» Problem description: With the pictures left out, copy the listing below exactly.

Extracted data entries:
....................
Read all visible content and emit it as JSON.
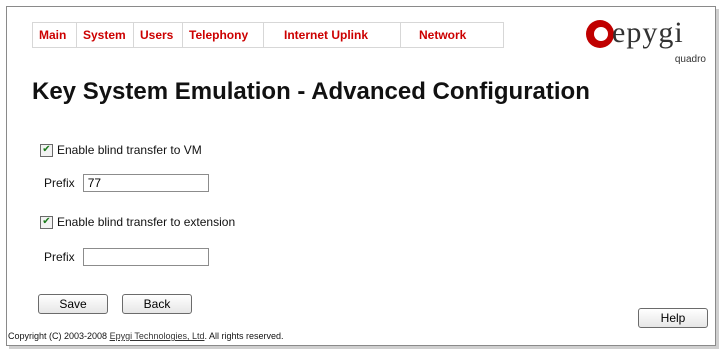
{
  "nav": {
    "items": [
      {
        "label": "Main"
      },
      {
        "label": "System"
      },
      {
        "label": "Users"
      },
      {
        "label": "Telephony"
      },
      {
        "label": "Internet Uplink"
      },
      {
        "label": "Network"
      }
    ]
  },
  "logo": {
    "brand": "epygi",
    "sub": "quadro"
  },
  "page": {
    "title": "Key System Emulation - Advanced Configuration"
  },
  "form": {
    "vm_checkbox_label": "Enable blind transfer to VM",
    "vm_checked": true,
    "vm_prefix_label": "Prefix",
    "vm_prefix_value": "77",
    "ext_checkbox_label": "Enable blind transfer to extension",
    "ext_checked": true,
    "ext_prefix_label": "Prefix",
    "ext_prefix_value": ""
  },
  "buttons": {
    "save": "Save",
    "back": "Back",
    "help": "Help"
  },
  "footer": {
    "prefix": "Copyright (C) 2003-2008",
    "link": "Epygi Technologies, Ltd",
    "suffix": ". All rights reserved."
  }
}
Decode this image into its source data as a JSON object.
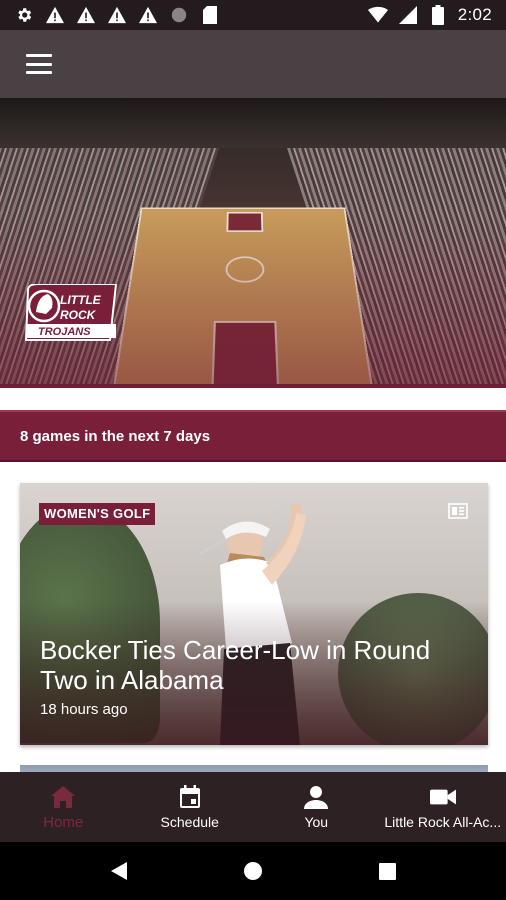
{
  "status_bar": {
    "time": "2:02",
    "left_icons": [
      "settings-icon",
      "warning-icon",
      "warning-icon",
      "warning-icon",
      "warning-icon",
      "circle-icon",
      "sd-card-icon"
    ],
    "right_icons": [
      "wifi-icon",
      "signal-icon",
      "battery-icon"
    ]
  },
  "app_bar": {
    "menu_icon": "hamburger-menu-icon"
  },
  "hero": {
    "logo_line1": "LITTLE",
    "logo_line2": "ROCK",
    "logo_line3": "TROJANS"
  },
  "games_banner": {
    "text": "8 games in the next 7 days"
  },
  "news_card": {
    "tag": "WOMEN'S GOLF",
    "title": "Bocker Ties Career-Low in Round Two in Alabama",
    "time": "18 hours ago",
    "type_icon": "article-icon"
  },
  "bottom_nav": {
    "items": [
      {
        "label": "Home",
        "icon": "home-icon",
        "active": true
      },
      {
        "label": "Schedule",
        "icon": "calendar-icon",
        "active": false
      },
      {
        "label": "You",
        "icon": "person-icon",
        "active": false
      },
      {
        "label": "Little Rock All-Ac...",
        "icon": "video-camera-icon",
        "active": false
      }
    ]
  },
  "colors": {
    "brand": "#7a1f3a",
    "app_bar": "#4a4144",
    "bottom_nav": "#2e2124",
    "nav_active": "#7a2a3e"
  }
}
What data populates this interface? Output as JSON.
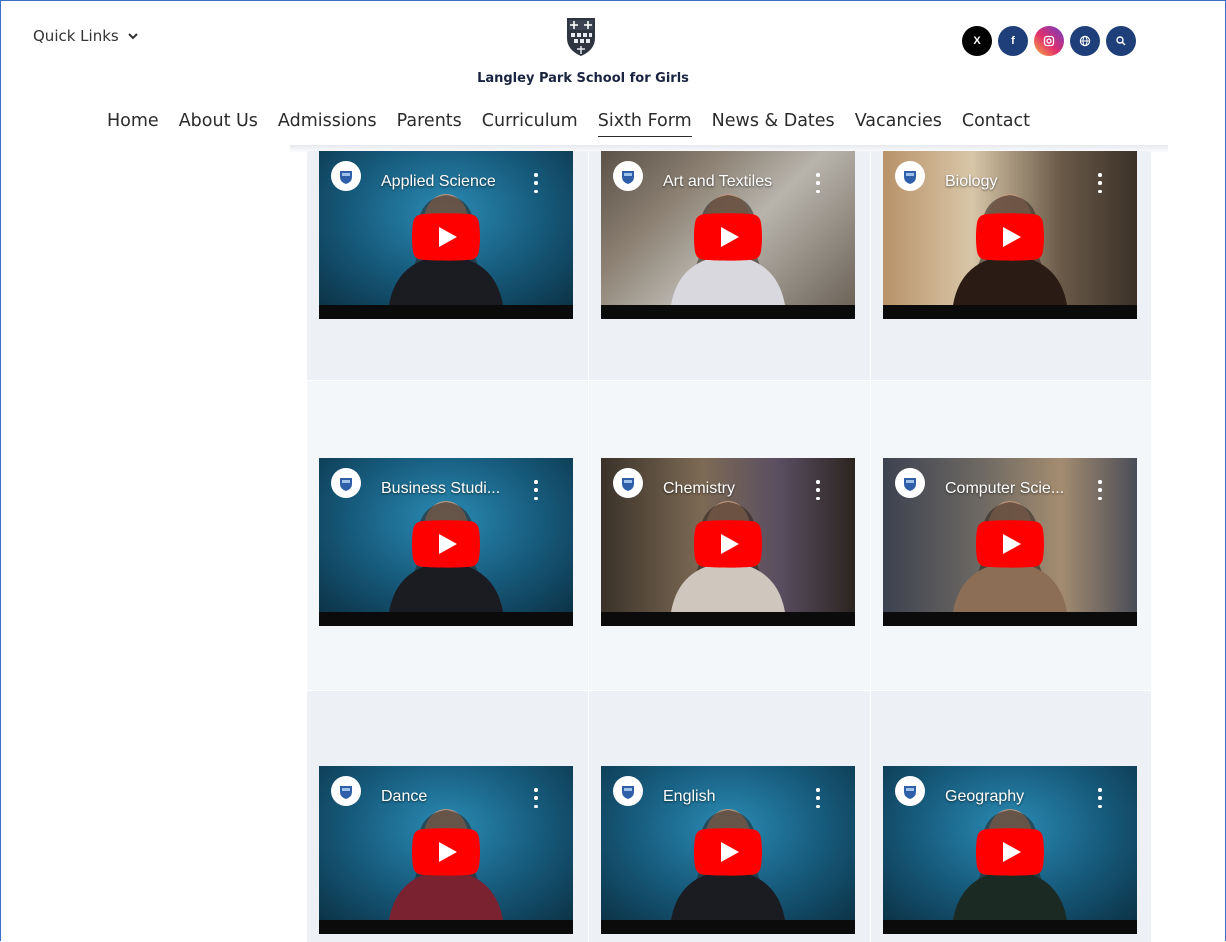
{
  "header": {
    "quick_links": "Quick Links",
    "school_name": "Langley Park School for Girls",
    "social_icons": [
      "x-icon",
      "facebook-icon",
      "instagram-icon",
      "globe-icon",
      "search-icon"
    ],
    "social_x_label": "X",
    "social_fb_label": "f"
  },
  "nav": {
    "items": [
      "Home",
      "About Us",
      "Admissions",
      "Parents",
      "Curriculum",
      "Sixth Form",
      "News & Dates",
      "Vacancies",
      "Contact"
    ],
    "active": "Sixth Form"
  },
  "videos": [
    {
      "title": "Applied Science"
    },
    {
      "title": "Art and Textiles"
    },
    {
      "title": "Biology"
    },
    {
      "title": "Business Studi..."
    },
    {
      "title": "Chemistry"
    },
    {
      "title": "Computer Scie..."
    },
    {
      "title": "Dance"
    },
    {
      "title": "English"
    },
    {
      "title": "Geography"
    }
  ],
  "colors": {
    "nav_text": "#2b2b2b",
    "brand_navy": "#1f3f7a",
    "youtube_red": "#ff0000",
    "frame_border": "#3a6fc9"
  }
}
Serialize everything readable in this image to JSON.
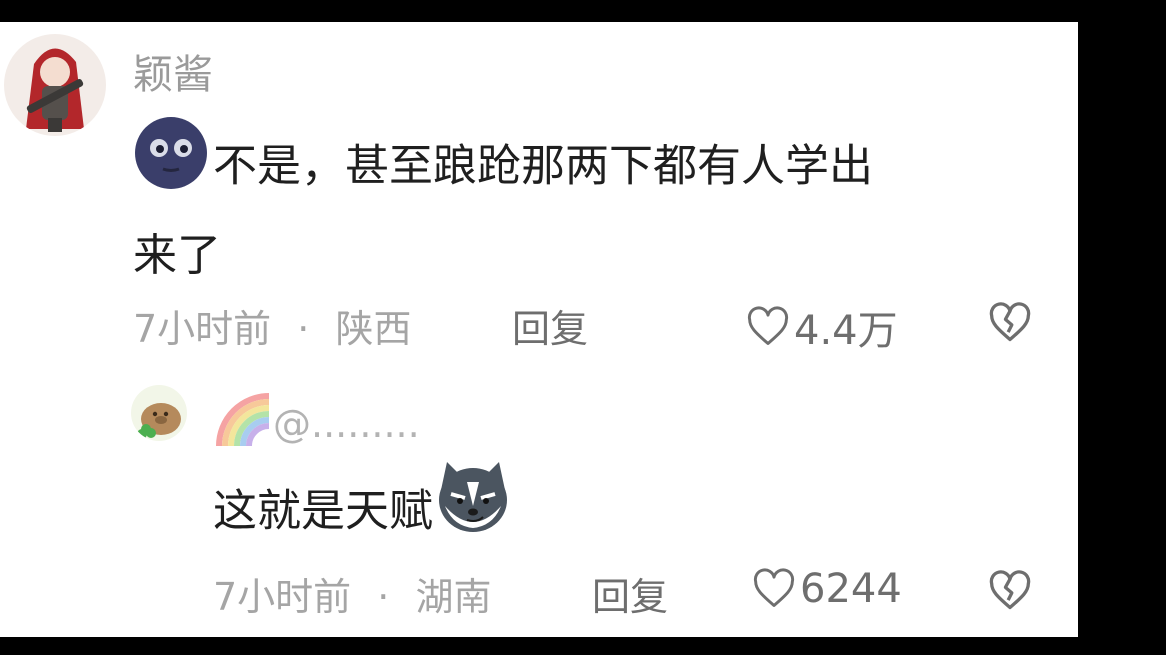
{
  "comment": {
    "username": "颖酱",
    "text_line1": "不是，甚至踉跄那两下都有人学出",
    "text_line2": "来了",
    "emoji_before": "moon-face-emoji",
    "time": "7小时前",
    "separator": "·",
    "location": "陕西",
    "reply_label": "回复",
    "likes": "4.4万"
  },
  "reply": {
    "username": "@.........",
    "username_prefix_icon": "rainbow-icon",
    "text": "这就是天赋",
    "emoji_after": "husky-smirk-emoji",
    "time": "7小时前",
    "separator": "·",
    "location": "湖南",
    "reply_label": "回复",
    "likes": "6244"
  },
  "colors": {
    "background": "#ffffff",
    "frame": "#000000",
    "text": "#1f1f1f",
    "muted": "#a5a5a5"
  }
}
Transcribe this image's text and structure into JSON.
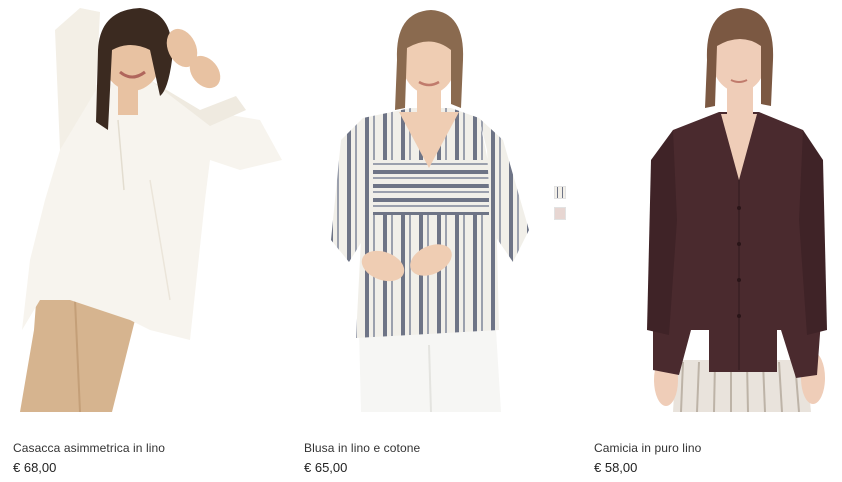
{
  "products": [
    {
      "name": "Casacca asimmetrica in lino",
      "price": "€ 68,00",
      "colors": {
        "top": "#f7f4ee",
        "bottom": "#d6b48f",
        "hair": "#3b2a20",
        "skin": "#e8c2a2"
      }
    },
    {
      "name": "Blusa in lino e cotone",
      "price": "€ 65,00",
      "colors": {
        "top": "#f1efe9",
        "stripe": "#6e7486",
        "bottom": "#f6f6f4",
        "hair": "#8a6a4f",
        "skin": "#efcdb3"
      }
    },
    {
      "name": "Camicia in puro lino",
      "price": "€ 58,00",
      "colors": {
        "top": "#4a2a2e",
        "bottom": "#e9e3dc",
        "hair": "#7b5842",
        "skin": "#efcdb8"
      }
    }
  ],
  "swatches": [
    {
      "name": "striped",
      "color": "#6e7486"
    },
    {
      "name": "rose",
      "color": "#e7d6d2"
    }
  ]
}
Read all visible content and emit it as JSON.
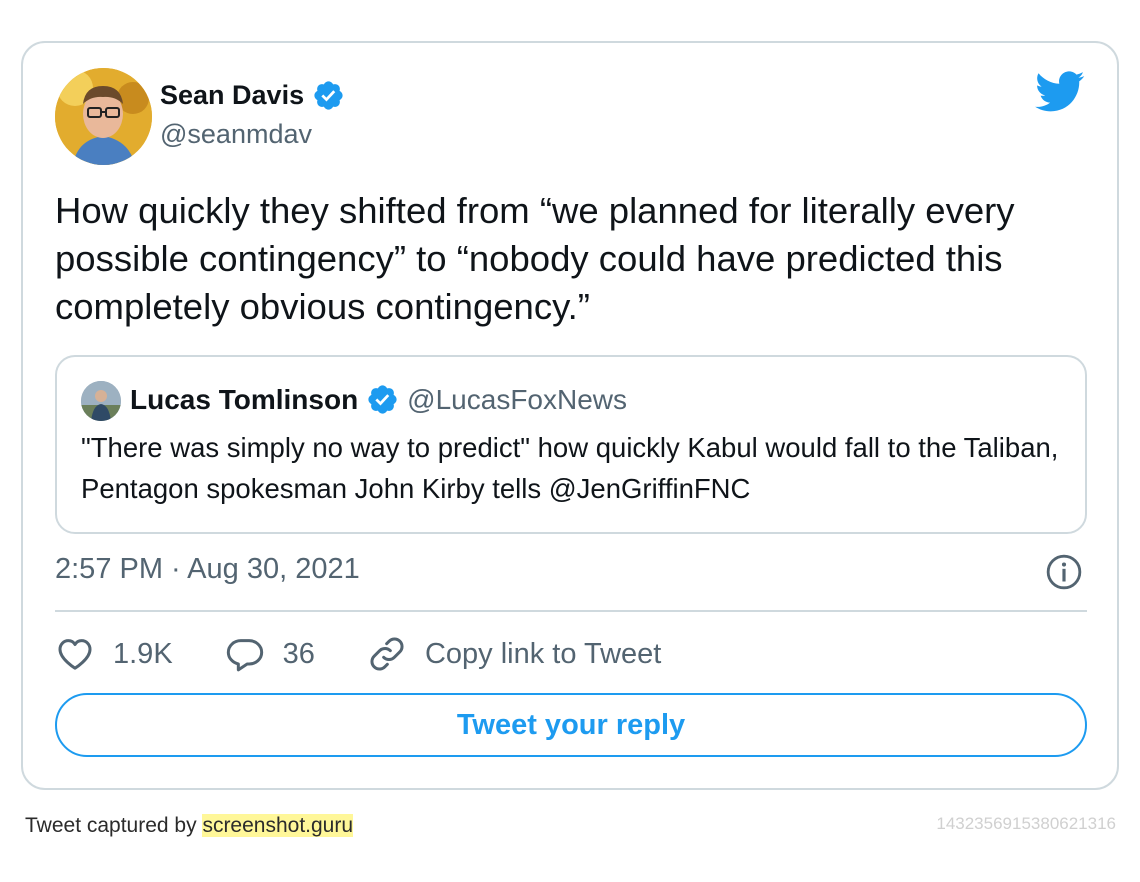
{
  "tweet": {
    "author": {
      "name": "Sean Davis",
      "handle": "@seanmdav"
    },
    "text": "How quickly they shifted from “we planned for literally every possible contingency” to “nobody could have predicted this completely obvious contingency.”",
    "quoted": {
      "name": "Lucas Tomlinson",
      "handle": "@LucasFoxNews",
      "text": "\"There was simply no way to predict\" how quickly Kabul would fall to the Taliban, Pentagon spokesman John Kirby tells @JenGriffinFNC"
    },
    "timestamp": "2:57 PM · Aug 30, 2021",
    "actions": {
      "likes": "1.9K",
      "replies": "36",
      "copy_link": "Copy link to Tweet"
    },
    "reply_button": "Tweet your reply"
  },
  "footer": {
    "caption_prefix": "Tweet captured by ",
    "caption_link": "screenshot.guru",
    "tweet_id": "1432356915380621316"
  },
  "colors": {
    "accent": "#1d9bf0",
    "text": "#0f1419",
    "muted": "#536471",
    "border": "#cfd9de"
  },
  "icons": [
    "verified-badge-icon",
    "twitter-bird-icon",
    "info-icon",
    "heart-icon",
    "reply-bubble-icon",
    "link-icon"
  ]
}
....................
» Task result:
Read all visible content and emit it as JSON.
{
  "nav": {
    "items": [
      {
        "label": "Main"
      },
      {
        "label": "System"
      },
      {
        "label": "Users"
      },
      {
        "label": "Telephony"
      },
      {
        "label": "Internet Uplink"
      },
      {
        "label": "Network"
      }
    ]
  },
  "logo": {
    "brand": "epygi",
    "sub": "quadro"
  },
  "page": {
    "title": "Key System Emulation - Advanced Configuration"
  },
  "form": {
    "vm_checkbox_label": "Enable blind transfer to VM",
    "vm_checked": true,
    "vm_prefix_label": "Prefix",
    "vm_prefix_value": "77",
    "ext_checkbox_label": "Enable blind transfer to extension",
    "ext_checked": true,
    "ext_prefix_label": "Prefix",
    "ext_prefix_value": ""
  },
  "buttons": {
    "save": "Save",
    "back": "Back",
    "help": "Help"
  },
  "footer": {
    "prefix": "Copyright (C) 2003-2008",
    "link": "Epygi Technologies, Ltd",
    "suffix": ". All rights reserved."
  }
}
Decode this image into its source data as a JSON object.
{
  "status_bar": {
    "time": "2:02",
    "left_icons": [
      "settings-icon",
      "warning-icon",
      "warning-icon",
      "warning-icon",
      "warning-icon",
      "circle-icon",
      "sd-card-icon"
    ],
    "right_icons": [
      "wifi-icon",
      "signal-icon",
      "battery-icon"
    ]
  },
  "app_bar": {
    "menu_icon": "hamburger-menu-icon"
  },
  "hero": {
    "logo_line1": "LITTLE",
    "logo_line2": "ROCK",
    "logo_line3": "TROJANS"
  },
  "games_banner": {
    "text": "8 games in the next 7 days"
  },
  "news_card": {
    "tag": "WOMEN'S GOLF",
    "title": "Bocker Ties Career-Low in Round Two in Alabama",
    "time": "18 hours ago",
    "type_icon": "article-icon"
  },
  "bottom_nav": {
    "items": [
      {
        "label": "Home",
        "icon": "home-icon",
        "active": true
      },
      {
        "label": "Schedule",
        "icon": "calendar-icon",
        "active": false
      },
      {
        "label": "You",
        "icon": "person-icon",
        "active": false
      },
      {
        "label": "Little Rock All-Ac...",
        "icon": "video-camera-icon",
        "active": false
      }
    ]
  },
  "colors": {
    "brand": "#7a1f3a",
    "app_bar": "#4a4144",
    "bottom_nav": "#2e2124",
    "nav_active": "#7a2a3e"
  }
}
What data populates this interface? Output as JSON.
{
  "header": {
    "quick_links": "Quick Links",
    "school_name": "Langley Park School for Girls",
    "social_icons": [
      "x-icon",
      "facebook-icon",
      "instagram-icon",
      "globe-icon",
      "search-icon"
    ],
    "social_x_label": "X",
    "social_fb_label": "f"
  },
  "nav": {
    "items": [
      "Home",
      "About Us",
      "Admissions",
      "Parents",
      "Curriculum",
      "Sixth Form",
      "News & Dates",
      "Vacancies",
      "Contact"
    ],
    "active": "Sixth Form"
  },
  "videos": [
    {
      "title": "Applied Science"
    },
    {
      "title": "Art and Textiles"
    },
    {
      "title": "Biology"
    },
    {
      "title": "Business Studi..."
    },
    {
      "title": "Chemistry"
    },
    {
      "title": "Computer Scie..."
    },
    {
      "title": "Dance"
    },
    {
      "title": "English"
    },
    {
      "title": "Geography"
    }
  ],
  "colors": {
    "nav_text": "#2b2b2b",
    "brand_navy": "#1f3f7a",
    "youtube_red": "#ff0000",
    "frame_border": "#3a6fc9"
  }
}
Serialize everything readable in this image to JSON.
{
  "comment": {
    "username": "颖酱",
    "text_line1": "不是，甚至踉跄那两下都有人学出",
    "text_line2": "来了",
    "emoji_before": "moon-face-emoji",
    "time": "7小时前",
    "separator": "·",
    "location": "陕西",
    "reply_label": "回复",
    "likes": "4.4万"
  },
  "reply": {
    "username": "@.........",
    "username_prefix_icon": "rainbow-icon",
    "text": "这就是天赋",
    "emoji_after": "husky-smirk-emoji",
    "time": "7小时前",
    "separator": "·",
    "location": "湖南",
    "reply_label": "回复",
    "likes": "6244"
  },
  "colors": {
    "background": "#ffffff",
    "frame": "#000000",
    "text": "#1f1f1f",
    "muted": "#a5a5a5"
  }
}
Transcribe this image's text and structure into JSON.
{
  "products": [
    {
      "name": "Casacca asimmetrica in lino",
      "price": "€ 68,00",
      "colors": {
        "top": "#f7f4ee",
        "bottom": "#d6b48f",
        "hair": "#3b2a20",
        "skin": "#e8c2a2"
      }
    },
    {
      "name": "Blusa in lino e cotone",
      "price": "€ 65,00",
      "colors": {
        "top": "#f1efe9",
        "stripe": "#6e7486",
        "bottom": "#f6f6f4",
        "hair": "#8a6a4f",
        "skin": "#efcdb3"
      }
    },
    {
      "name": "Camicia in puro lino",
      "price": "€ 58,00",
      "colors": {
        "top": "#4a2a2e",
        "bottom": "#e9e3dc",
        "hair": "#7b5842",
        "skin": "#efcdb8"
      }
    }
  ],
  "swatches": [
    {
      "name": "striped",
      "color": "#6e7486"
    },
    {
      "name": "rose",
      "color": "#e7d6d2"
    }
  ]
}
Read all visible content and emit it as JSON.
{
  "tweet": {
    "author": {
      "name": "Sean Davis",
      "handle": "@seanmdav"
    },
    "text": "How quickly they shifted from “we planned for literally every possible contingency” to “nobody could have predicted this completely obvious contingency.”",
    "quoted": {
      "name": "Lucas Tomlinson",
      "handle": "@LucasFoxNews",
      "text": "\"There was simply no way to predict\" how quickly Kabul would fall to the Taliban, Pentagon spokesman John Kirby tells @JenGriffinFNC"
    },
    "timestamp": "2:57 PM · Aug 30, 2021",
    "actions": {
      "likes": "1.9K",
      "replies": "36",
      "copy_link": "Copy link to Tweet"
    },
    "reply_button": "Tweet your reply"
  },
  "footer": {
    "caption_prefix": "Tweet captured by ",
    "caption_link": "screenshot.guru",
    "tweet_id": "1432356915380621316"
  },
  "colors": {
    "accent": "#1d9bf0",
    "text": "#0f1419",
    "muted": "#536471",
    "border": "#cfd9de"
  },
  "icons": [
    "verified-badge-icon",
    "twitter-bird-icon",
    "info-icon",
    "heart-icon",
    "reply-bubble-icon",
    "link-icon"
  ]
}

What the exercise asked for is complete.